[CHALLENGE]: The records should be repeated word for word, pictures excluded.

[RECORDS PROVIDED]:
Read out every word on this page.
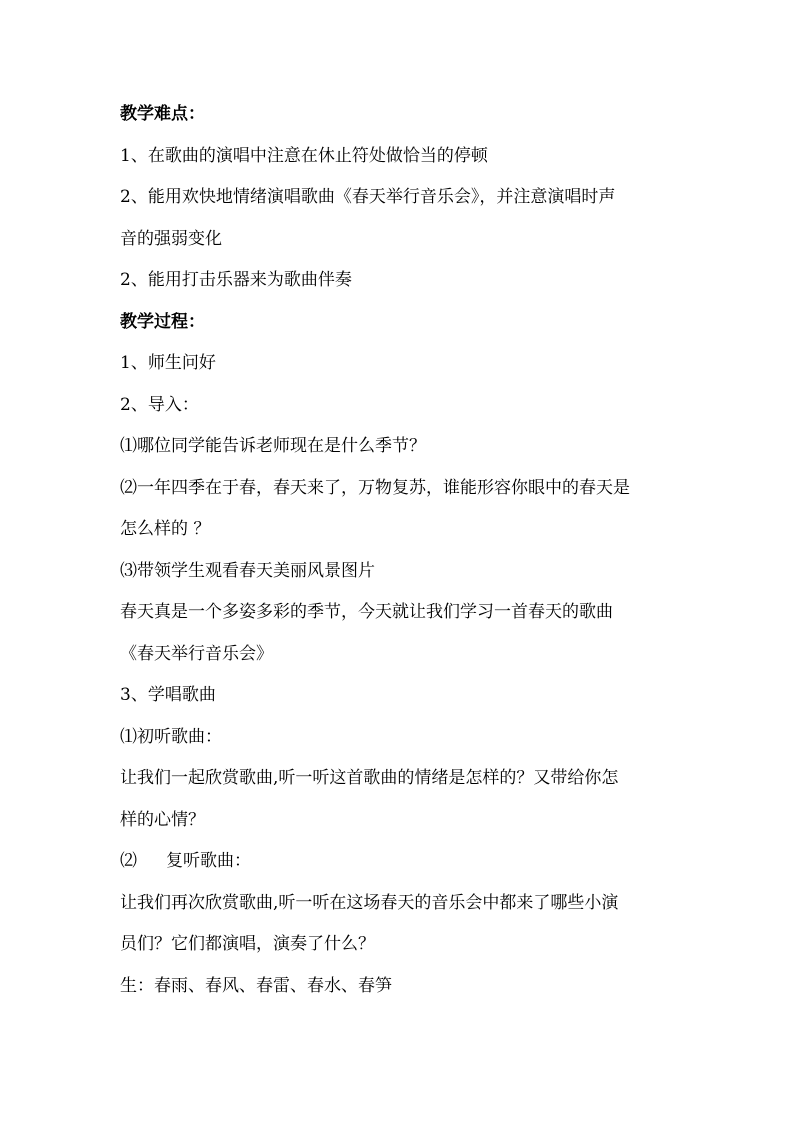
教学难点：

1、在歌曲的演唱中注意在休止符处做恰当的停顿

2、能用欢快地情绪演唱歌曲《春天举行音乐会》，并注意演唱时声

音的强弱变化

2、能用打击乐器来为歌曲伴奏

教学过程：

1、师生问好

2、导入：

⑴哪位同学能告诉老师现在是什么季节？

⑵一年四季在于春，春天来了，万物复苏，谁能形容你眼中的春天是

怎么样的 ？

⑶带领学生观看春天美丽风景图片

春天真是一个多姿多彩的季节，今天就让我们学习一首春天的歌曲

《春天举行音乐会》

3、学唱歌曲

⑴初听歌曲：

让我们一起欣赏歌曲,听一听这首歌曲的情绪是怎样的？又带给你怎

样的心情？

⑵ 复听歌曲：

让我们再次欣赏歌曲,听一听在这场春天的音乐会中都来了哪些小演

员们？它们都演唱，演奏了什么？

生：春雨、春风、春雷、春水、春笋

[TASK OUTPUT]:
Read out every word on this page.
教学难点：

1、在歌曲的演唱中注意在休止符处做恰当的停顿

2、能用欢快地情绪演唱歌曲《春天举行音乐会》，并注意演唱时声

音的强弱变化

2、能用打击乐器来为歌曲伴奏

教学过程：

1、师生问好

2、导入：

⑴哪位同学能告诉老师现在是什么季节？

⑵一年四季在于春，春天来了，万物复苏，谁能形容你眼中的春天是

怎么样的 ？

⑶带领学生观看春天美丽风景图片

春天真是一个多姿多彩的季节，今天就让我们学习一首春天的歌曲

《春天举行音乐会》

3、学唱歌曲

⑴初听歌曲：

让我们一起欣赏歌曲,听一听这首歌曲的情绪是怎样的？又带给你怎

样的心情？

⑵ 复听歌曲：

让我们再次欣赏歌曲,听一听在这场春天的音乐会中都来了哪些小演

员们？它们都演唱，演奏了什么？

生：春雨、春风、春雷、春水、春笋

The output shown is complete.